▶ [Work required]:
In the material below, the lines containing the word "lambda" are required; copy each of them.

>> start Listed records

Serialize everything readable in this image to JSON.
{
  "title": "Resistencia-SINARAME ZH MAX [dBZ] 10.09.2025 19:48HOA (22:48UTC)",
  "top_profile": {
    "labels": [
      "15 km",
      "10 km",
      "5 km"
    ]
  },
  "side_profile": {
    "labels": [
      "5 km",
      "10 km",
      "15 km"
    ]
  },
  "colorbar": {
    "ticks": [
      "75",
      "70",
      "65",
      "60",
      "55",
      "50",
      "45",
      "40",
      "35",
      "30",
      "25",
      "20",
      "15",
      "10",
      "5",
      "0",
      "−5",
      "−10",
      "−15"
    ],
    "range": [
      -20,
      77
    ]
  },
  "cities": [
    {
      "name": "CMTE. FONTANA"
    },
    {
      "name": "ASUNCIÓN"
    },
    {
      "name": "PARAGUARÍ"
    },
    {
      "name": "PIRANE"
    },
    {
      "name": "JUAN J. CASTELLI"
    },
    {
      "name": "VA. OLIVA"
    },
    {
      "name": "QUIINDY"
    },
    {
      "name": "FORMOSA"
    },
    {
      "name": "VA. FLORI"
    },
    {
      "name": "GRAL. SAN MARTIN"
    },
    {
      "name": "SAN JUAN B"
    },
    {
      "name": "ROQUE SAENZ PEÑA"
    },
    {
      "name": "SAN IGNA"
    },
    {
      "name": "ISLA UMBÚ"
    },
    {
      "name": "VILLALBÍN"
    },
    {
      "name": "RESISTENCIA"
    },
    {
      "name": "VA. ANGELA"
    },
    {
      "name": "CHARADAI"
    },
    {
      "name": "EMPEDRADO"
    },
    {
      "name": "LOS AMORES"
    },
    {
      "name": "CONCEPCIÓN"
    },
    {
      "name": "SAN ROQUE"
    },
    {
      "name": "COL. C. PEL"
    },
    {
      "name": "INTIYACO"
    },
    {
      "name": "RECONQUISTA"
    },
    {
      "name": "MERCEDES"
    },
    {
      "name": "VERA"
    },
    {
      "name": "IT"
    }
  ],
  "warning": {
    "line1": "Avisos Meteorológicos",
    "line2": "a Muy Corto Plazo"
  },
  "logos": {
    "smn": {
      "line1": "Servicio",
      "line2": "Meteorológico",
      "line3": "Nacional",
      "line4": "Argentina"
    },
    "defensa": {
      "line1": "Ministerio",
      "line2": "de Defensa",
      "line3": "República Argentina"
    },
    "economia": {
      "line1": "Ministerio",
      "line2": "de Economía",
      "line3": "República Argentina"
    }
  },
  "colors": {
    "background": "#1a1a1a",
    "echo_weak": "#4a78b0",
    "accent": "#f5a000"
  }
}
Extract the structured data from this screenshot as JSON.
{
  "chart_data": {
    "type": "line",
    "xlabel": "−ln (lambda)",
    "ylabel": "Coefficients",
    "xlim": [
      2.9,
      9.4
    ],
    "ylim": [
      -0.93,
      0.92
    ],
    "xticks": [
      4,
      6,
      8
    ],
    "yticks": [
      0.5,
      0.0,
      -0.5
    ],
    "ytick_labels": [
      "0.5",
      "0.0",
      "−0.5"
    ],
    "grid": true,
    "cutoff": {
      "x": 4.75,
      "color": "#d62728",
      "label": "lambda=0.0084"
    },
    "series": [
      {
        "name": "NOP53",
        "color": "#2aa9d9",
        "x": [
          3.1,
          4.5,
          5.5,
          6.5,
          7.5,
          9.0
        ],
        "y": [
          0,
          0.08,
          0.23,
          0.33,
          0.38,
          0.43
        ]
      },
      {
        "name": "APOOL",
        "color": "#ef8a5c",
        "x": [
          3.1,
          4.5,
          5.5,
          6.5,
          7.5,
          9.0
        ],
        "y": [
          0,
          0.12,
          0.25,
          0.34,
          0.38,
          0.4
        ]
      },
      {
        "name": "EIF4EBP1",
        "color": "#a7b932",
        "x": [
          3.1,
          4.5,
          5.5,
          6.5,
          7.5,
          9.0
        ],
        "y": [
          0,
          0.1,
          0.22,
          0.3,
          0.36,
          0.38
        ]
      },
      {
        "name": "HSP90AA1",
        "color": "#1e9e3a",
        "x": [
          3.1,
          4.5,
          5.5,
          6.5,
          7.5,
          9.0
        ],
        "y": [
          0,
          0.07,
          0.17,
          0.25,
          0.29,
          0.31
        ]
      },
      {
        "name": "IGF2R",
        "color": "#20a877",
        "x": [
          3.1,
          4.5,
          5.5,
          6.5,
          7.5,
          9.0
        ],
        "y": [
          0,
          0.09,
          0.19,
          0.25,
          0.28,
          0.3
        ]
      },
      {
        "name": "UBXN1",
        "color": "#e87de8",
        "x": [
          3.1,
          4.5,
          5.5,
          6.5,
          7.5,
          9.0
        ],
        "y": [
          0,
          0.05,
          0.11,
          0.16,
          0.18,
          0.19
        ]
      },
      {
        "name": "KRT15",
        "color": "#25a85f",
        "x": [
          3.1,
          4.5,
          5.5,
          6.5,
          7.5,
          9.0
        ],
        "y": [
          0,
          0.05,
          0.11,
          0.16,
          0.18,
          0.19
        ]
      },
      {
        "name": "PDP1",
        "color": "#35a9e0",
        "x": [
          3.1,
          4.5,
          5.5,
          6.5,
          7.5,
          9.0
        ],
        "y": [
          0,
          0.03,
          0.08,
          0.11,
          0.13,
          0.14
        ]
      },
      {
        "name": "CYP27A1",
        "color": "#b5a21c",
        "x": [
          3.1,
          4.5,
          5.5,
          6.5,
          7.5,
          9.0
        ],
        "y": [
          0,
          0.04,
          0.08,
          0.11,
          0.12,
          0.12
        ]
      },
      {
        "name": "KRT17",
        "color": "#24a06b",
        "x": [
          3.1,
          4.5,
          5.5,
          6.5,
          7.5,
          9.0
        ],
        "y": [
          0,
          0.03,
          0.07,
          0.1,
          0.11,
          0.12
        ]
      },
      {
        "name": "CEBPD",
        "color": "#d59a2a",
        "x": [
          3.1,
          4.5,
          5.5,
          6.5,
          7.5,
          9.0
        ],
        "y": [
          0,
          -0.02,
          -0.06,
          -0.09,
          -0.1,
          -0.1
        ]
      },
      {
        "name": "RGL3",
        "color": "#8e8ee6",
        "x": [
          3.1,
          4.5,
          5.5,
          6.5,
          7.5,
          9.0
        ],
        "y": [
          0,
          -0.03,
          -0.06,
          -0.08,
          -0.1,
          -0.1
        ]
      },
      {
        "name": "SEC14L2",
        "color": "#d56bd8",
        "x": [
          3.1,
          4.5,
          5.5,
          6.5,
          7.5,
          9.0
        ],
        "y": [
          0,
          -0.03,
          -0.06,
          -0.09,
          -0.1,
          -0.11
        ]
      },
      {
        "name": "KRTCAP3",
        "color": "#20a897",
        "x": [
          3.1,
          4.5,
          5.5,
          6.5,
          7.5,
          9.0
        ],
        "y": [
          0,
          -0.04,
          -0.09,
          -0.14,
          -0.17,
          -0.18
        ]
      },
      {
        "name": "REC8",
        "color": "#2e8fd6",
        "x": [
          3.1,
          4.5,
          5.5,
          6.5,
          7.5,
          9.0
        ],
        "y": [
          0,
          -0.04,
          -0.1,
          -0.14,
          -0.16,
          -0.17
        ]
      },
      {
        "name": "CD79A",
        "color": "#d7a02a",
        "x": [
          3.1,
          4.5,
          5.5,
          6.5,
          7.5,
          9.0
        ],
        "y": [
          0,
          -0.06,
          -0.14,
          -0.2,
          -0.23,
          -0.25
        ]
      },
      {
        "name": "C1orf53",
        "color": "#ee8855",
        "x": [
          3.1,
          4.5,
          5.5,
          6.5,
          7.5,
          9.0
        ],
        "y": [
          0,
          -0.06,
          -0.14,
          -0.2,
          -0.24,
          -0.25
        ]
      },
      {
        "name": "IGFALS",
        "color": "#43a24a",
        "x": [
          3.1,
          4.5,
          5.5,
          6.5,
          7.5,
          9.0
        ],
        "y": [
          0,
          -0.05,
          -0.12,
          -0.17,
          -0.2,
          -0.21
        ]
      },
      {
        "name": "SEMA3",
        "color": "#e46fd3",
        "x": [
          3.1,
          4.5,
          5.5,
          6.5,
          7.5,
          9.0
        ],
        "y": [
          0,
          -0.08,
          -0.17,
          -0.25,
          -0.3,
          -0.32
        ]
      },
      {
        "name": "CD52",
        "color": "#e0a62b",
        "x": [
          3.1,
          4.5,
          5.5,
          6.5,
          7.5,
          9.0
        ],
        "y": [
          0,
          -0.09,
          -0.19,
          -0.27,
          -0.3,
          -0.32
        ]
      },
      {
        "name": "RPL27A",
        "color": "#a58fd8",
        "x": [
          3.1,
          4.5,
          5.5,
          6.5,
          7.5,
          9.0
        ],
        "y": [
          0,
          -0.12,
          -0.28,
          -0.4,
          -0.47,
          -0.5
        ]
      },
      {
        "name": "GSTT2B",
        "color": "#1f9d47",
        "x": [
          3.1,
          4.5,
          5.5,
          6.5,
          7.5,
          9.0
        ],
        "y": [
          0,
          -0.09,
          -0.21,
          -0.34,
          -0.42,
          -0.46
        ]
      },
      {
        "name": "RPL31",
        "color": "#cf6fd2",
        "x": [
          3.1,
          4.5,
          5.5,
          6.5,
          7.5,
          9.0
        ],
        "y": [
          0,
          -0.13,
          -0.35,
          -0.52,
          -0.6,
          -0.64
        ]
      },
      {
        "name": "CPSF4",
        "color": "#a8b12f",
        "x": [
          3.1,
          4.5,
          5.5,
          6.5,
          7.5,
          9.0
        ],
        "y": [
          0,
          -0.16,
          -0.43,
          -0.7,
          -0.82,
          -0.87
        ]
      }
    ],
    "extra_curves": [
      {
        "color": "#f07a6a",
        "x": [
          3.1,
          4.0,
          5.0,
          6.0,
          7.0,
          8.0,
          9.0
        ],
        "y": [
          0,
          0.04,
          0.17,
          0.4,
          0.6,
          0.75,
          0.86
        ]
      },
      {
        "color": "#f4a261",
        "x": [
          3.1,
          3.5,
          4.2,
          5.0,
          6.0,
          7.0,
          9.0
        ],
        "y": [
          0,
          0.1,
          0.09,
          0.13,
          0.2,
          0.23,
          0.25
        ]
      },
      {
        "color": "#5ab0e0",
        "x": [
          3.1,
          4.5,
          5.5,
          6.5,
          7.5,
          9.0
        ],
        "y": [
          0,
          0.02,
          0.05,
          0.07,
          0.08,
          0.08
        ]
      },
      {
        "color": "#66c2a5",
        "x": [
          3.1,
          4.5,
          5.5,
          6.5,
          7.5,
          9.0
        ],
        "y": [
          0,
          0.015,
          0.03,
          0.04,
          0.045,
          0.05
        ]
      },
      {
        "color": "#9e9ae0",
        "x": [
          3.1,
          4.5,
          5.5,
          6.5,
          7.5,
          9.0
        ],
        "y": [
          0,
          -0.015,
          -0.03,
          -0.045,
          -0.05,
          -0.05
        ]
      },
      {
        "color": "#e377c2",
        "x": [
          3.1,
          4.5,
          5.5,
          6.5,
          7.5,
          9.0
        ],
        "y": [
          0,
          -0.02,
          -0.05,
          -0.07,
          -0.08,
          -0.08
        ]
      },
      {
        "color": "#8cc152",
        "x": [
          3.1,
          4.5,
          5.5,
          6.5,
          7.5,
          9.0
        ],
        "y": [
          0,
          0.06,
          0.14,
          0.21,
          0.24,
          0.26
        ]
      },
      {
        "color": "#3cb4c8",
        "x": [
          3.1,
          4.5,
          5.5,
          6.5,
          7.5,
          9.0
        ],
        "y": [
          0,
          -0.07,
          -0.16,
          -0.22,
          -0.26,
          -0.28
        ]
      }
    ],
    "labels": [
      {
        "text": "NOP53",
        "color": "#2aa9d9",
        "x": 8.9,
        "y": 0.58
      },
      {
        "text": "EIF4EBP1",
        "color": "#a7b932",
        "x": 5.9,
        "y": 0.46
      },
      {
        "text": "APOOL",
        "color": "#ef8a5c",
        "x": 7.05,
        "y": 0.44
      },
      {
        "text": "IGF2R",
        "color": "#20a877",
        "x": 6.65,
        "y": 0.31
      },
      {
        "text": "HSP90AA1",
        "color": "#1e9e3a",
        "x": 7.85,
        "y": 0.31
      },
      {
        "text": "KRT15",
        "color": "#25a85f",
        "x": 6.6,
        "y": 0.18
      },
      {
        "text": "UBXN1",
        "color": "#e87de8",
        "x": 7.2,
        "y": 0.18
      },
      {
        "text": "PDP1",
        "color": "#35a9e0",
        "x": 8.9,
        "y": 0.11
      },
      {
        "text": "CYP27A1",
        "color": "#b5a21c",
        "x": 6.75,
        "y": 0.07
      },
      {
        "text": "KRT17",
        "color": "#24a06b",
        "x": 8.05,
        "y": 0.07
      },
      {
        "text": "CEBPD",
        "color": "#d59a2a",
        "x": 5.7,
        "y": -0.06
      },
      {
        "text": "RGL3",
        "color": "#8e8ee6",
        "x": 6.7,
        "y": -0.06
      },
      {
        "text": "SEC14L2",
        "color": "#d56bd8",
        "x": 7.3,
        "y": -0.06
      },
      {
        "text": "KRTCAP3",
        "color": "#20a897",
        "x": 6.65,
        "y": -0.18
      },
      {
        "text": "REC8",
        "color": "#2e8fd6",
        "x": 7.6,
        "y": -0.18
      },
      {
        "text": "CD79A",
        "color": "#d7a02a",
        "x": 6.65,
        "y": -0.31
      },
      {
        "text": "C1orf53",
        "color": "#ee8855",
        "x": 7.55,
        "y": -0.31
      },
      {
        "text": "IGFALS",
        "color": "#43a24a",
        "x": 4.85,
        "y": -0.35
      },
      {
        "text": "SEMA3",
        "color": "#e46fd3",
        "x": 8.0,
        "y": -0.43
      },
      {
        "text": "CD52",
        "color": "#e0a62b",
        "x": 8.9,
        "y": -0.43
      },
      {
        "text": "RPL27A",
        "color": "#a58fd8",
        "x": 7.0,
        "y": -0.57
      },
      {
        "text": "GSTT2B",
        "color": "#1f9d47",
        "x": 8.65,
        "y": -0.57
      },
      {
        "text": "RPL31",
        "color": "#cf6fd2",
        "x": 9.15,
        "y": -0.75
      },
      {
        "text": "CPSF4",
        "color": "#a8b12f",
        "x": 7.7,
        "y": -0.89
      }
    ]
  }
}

>> end Listed records

▶ [Solution below]:
    "xlabel": "−ln (lambda)",
      "label": "lambda=0.0084"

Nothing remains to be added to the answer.